- [WHAT YOU SHOULD DO] In the listing below, locate the lines bearing the word "this". Copy every one of them.

━━━━━ DATA ━━━━━

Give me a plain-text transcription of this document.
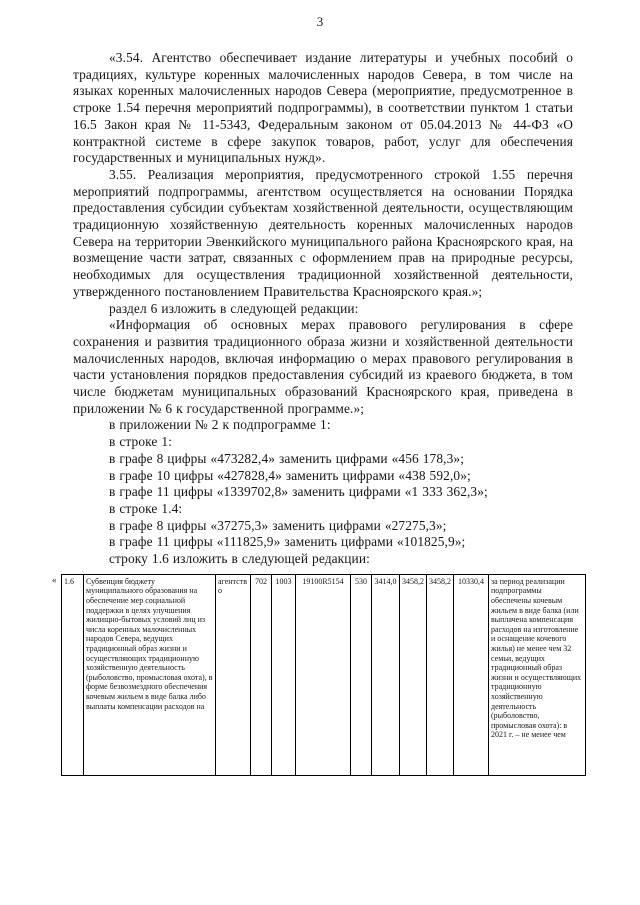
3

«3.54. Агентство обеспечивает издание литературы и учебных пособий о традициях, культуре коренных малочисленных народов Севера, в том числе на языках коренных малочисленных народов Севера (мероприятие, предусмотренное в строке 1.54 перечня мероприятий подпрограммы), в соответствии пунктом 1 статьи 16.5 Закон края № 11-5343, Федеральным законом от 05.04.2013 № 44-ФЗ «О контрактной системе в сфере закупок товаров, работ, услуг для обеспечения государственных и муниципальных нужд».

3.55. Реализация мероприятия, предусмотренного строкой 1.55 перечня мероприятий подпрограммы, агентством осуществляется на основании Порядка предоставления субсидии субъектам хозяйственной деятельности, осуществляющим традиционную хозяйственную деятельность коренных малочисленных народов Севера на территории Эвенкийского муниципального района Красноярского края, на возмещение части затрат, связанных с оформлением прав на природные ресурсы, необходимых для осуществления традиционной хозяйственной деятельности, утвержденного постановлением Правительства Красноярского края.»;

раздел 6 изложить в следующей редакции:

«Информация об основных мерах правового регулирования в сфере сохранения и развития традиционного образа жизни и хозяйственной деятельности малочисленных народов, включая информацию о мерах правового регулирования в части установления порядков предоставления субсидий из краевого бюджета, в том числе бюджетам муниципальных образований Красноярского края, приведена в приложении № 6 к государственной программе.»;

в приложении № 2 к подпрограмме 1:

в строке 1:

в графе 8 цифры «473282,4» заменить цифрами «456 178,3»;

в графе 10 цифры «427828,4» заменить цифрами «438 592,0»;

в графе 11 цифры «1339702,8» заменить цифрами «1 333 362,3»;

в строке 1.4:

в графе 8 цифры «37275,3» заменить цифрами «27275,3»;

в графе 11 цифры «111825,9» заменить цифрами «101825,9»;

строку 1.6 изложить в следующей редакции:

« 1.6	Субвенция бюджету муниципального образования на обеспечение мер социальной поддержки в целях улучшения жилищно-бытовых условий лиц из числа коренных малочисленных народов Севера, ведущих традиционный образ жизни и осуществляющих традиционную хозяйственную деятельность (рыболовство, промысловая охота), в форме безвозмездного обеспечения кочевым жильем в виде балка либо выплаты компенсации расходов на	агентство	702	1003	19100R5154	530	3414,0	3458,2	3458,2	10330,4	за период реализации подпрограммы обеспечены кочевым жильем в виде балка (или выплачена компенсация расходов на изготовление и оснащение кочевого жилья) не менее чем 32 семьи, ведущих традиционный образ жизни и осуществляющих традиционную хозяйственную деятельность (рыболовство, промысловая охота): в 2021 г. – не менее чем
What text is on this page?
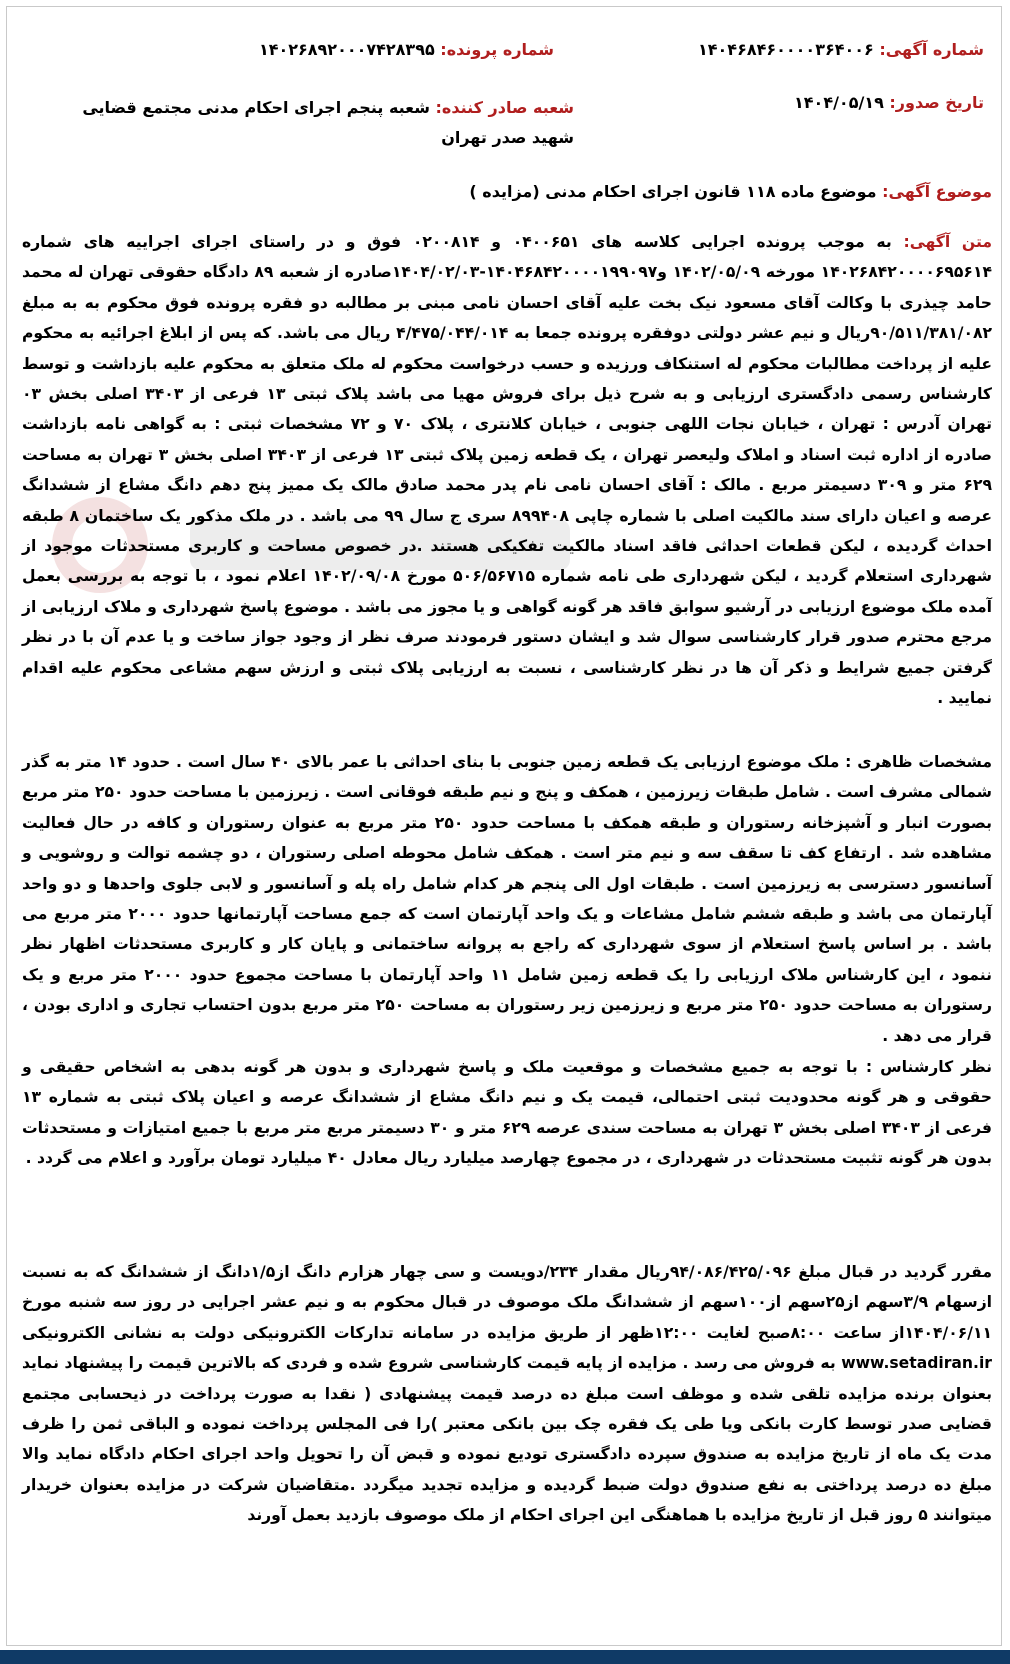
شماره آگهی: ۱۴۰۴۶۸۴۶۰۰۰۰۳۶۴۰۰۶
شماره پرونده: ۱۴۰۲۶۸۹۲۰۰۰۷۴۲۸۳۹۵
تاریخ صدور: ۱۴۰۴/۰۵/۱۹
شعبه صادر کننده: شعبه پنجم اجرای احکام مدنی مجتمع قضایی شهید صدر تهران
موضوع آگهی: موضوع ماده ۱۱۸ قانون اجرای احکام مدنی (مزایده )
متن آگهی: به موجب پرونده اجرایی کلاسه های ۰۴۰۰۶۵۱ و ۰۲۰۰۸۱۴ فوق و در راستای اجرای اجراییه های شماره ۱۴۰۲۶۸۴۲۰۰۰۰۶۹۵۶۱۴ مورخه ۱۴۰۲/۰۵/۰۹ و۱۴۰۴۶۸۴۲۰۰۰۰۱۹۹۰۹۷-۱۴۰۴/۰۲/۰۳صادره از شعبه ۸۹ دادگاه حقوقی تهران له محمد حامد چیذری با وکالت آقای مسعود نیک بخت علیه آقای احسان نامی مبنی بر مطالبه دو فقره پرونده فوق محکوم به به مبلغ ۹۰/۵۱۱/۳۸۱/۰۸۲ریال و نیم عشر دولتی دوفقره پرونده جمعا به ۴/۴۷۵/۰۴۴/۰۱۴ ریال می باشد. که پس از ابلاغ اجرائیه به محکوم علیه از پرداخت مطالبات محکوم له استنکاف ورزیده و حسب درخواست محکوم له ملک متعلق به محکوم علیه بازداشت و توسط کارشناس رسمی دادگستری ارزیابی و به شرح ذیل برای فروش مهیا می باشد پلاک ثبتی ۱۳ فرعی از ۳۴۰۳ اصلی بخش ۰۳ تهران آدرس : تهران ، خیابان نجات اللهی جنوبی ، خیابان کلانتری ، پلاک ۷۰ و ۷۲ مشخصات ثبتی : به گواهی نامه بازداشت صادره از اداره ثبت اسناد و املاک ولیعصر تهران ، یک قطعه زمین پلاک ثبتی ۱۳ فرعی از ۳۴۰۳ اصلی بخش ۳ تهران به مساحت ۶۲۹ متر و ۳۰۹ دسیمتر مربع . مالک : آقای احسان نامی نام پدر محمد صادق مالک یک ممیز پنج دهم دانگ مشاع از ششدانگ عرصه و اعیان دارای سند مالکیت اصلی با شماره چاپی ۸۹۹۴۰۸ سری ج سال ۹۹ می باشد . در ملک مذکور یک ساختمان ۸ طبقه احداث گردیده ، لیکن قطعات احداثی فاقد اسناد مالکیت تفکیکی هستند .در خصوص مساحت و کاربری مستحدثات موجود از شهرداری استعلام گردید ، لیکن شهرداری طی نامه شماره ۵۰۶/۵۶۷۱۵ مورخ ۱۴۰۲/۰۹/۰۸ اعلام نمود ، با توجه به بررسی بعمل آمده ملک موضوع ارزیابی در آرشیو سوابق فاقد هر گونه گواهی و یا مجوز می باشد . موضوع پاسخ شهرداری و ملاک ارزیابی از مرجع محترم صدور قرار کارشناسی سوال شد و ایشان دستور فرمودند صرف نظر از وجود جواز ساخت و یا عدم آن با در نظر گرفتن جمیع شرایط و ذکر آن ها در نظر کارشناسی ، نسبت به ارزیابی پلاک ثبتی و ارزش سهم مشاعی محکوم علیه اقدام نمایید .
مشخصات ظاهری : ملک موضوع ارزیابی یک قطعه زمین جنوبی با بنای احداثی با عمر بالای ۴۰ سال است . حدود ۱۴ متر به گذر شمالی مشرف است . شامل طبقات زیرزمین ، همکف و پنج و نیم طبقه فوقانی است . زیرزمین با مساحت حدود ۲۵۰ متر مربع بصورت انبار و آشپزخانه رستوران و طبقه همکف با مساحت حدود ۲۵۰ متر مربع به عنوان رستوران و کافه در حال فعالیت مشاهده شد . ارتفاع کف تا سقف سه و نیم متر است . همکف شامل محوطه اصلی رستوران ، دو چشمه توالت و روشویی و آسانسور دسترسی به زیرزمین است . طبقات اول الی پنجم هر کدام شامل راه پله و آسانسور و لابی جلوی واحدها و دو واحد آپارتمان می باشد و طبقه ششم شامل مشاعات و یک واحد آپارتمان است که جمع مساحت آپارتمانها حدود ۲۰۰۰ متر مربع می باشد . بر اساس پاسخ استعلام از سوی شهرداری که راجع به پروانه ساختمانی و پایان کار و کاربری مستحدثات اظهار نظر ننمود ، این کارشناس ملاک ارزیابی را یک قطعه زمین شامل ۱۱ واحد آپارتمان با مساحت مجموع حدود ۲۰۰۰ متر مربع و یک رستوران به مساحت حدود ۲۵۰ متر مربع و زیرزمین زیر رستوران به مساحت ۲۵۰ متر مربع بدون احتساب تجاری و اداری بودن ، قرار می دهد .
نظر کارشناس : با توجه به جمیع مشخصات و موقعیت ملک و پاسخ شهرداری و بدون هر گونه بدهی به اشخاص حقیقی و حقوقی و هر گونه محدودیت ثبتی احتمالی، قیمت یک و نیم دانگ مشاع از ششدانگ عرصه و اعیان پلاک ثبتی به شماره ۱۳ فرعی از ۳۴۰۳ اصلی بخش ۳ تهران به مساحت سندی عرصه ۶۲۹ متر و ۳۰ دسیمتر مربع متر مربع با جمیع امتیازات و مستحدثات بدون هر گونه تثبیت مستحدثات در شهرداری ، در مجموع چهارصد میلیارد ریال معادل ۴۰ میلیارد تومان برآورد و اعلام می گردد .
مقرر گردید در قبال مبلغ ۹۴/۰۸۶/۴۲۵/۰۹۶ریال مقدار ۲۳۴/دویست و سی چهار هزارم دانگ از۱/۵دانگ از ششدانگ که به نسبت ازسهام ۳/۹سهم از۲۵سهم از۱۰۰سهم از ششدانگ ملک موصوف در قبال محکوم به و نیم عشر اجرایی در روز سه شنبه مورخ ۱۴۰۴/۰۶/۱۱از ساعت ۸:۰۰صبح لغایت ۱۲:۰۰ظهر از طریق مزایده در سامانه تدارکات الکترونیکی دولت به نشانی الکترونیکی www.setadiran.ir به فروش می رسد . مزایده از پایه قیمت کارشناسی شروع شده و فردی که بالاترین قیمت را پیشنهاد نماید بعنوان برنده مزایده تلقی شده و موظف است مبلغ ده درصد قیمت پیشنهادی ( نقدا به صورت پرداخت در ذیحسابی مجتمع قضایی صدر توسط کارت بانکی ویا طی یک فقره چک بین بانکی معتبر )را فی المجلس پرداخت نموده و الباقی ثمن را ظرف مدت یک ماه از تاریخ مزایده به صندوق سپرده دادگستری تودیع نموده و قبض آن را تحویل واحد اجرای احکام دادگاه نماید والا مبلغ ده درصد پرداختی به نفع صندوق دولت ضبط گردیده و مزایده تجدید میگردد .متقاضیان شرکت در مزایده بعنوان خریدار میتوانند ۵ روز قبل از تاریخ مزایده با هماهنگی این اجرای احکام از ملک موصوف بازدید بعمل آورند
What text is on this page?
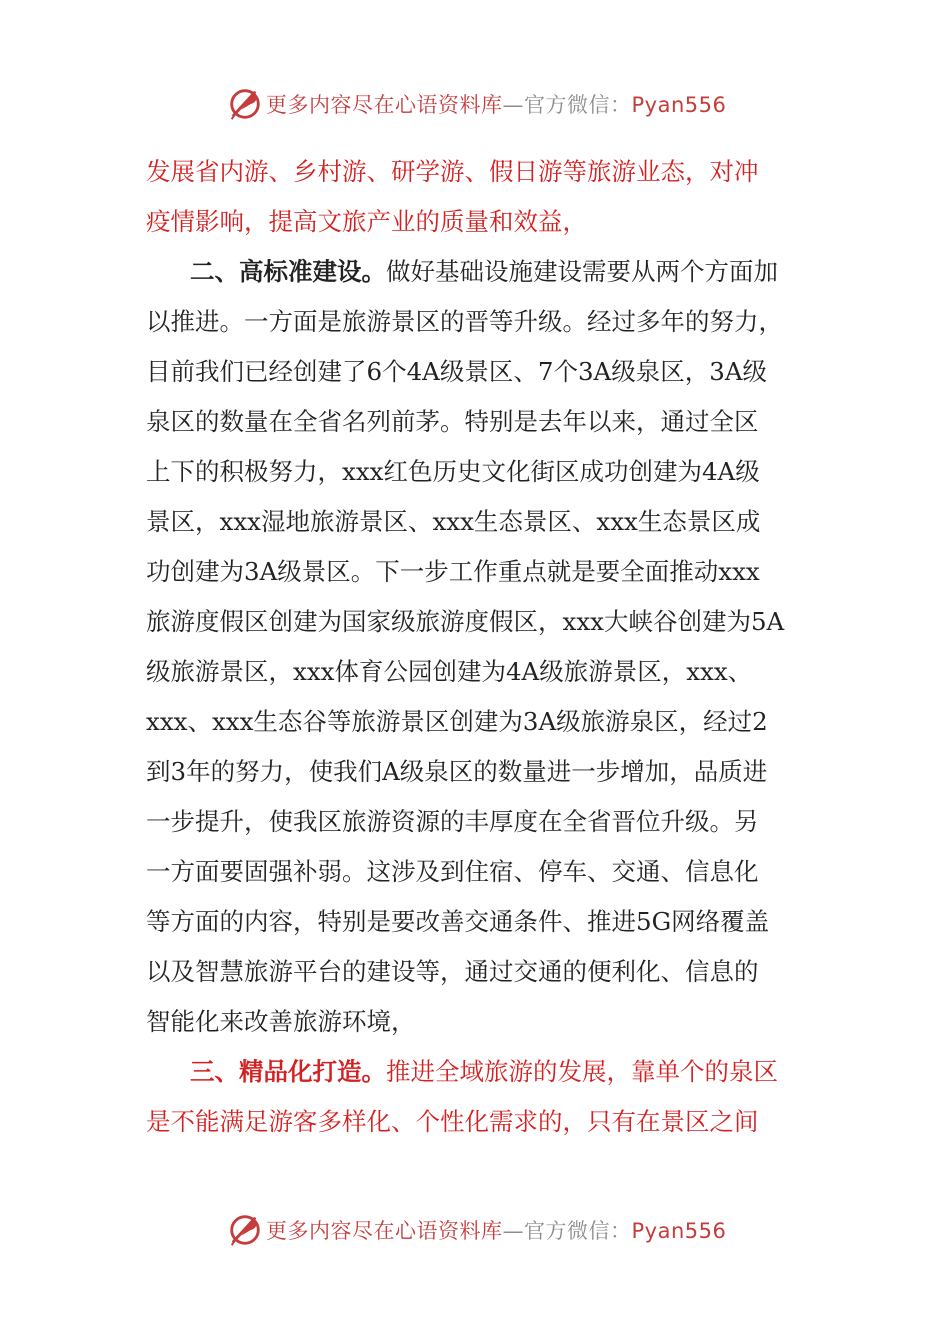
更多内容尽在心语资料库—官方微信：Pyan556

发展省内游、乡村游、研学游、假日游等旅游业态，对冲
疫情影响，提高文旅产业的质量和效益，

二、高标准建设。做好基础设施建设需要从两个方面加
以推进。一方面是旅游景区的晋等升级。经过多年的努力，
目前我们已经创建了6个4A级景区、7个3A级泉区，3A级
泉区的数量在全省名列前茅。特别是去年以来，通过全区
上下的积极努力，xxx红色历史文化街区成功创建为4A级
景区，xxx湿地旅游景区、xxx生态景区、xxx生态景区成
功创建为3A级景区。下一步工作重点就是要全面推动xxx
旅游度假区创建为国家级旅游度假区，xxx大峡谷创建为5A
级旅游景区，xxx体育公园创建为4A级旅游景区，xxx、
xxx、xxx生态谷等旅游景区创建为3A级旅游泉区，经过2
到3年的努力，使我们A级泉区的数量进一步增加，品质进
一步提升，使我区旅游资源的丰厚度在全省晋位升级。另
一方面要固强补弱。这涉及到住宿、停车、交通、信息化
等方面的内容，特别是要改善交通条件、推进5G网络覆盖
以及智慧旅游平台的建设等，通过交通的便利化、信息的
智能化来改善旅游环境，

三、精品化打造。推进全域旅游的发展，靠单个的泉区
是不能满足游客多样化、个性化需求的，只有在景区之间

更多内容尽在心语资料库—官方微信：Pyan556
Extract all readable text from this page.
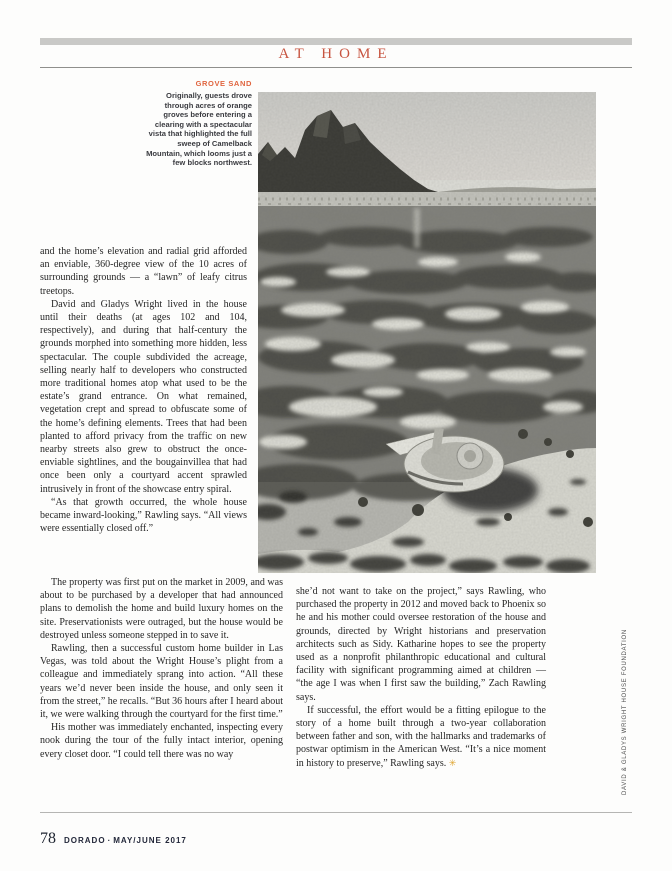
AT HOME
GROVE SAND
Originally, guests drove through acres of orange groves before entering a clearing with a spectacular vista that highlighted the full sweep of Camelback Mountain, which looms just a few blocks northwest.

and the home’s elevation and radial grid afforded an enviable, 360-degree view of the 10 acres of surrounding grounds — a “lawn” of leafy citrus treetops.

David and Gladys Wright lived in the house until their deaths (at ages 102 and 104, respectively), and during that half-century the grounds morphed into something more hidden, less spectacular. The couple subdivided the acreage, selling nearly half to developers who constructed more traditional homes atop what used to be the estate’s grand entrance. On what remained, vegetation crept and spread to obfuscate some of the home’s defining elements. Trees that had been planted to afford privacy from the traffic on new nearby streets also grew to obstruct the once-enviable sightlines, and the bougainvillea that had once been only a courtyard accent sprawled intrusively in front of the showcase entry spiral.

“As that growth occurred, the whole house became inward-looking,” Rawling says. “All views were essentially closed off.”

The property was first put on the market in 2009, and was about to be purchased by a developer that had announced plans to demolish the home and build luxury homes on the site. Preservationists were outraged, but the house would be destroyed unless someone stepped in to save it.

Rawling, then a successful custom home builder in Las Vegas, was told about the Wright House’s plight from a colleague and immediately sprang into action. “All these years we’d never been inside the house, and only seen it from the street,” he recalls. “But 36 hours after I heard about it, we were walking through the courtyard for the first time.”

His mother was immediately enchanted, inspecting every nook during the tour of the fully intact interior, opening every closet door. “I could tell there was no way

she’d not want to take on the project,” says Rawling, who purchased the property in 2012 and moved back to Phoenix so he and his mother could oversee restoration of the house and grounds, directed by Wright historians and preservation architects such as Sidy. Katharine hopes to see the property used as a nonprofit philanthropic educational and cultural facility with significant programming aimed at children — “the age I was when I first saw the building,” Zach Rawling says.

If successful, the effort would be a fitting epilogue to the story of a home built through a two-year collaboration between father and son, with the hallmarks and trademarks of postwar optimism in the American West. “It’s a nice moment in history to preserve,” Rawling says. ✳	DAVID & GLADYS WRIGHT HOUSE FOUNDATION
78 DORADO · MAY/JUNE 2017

━━━━━

- [ANSWER TO THE TASK]
Give me a plain-text transcription of this document.
What text is on this page?
What text is on this page?
Extract all readable text from this page.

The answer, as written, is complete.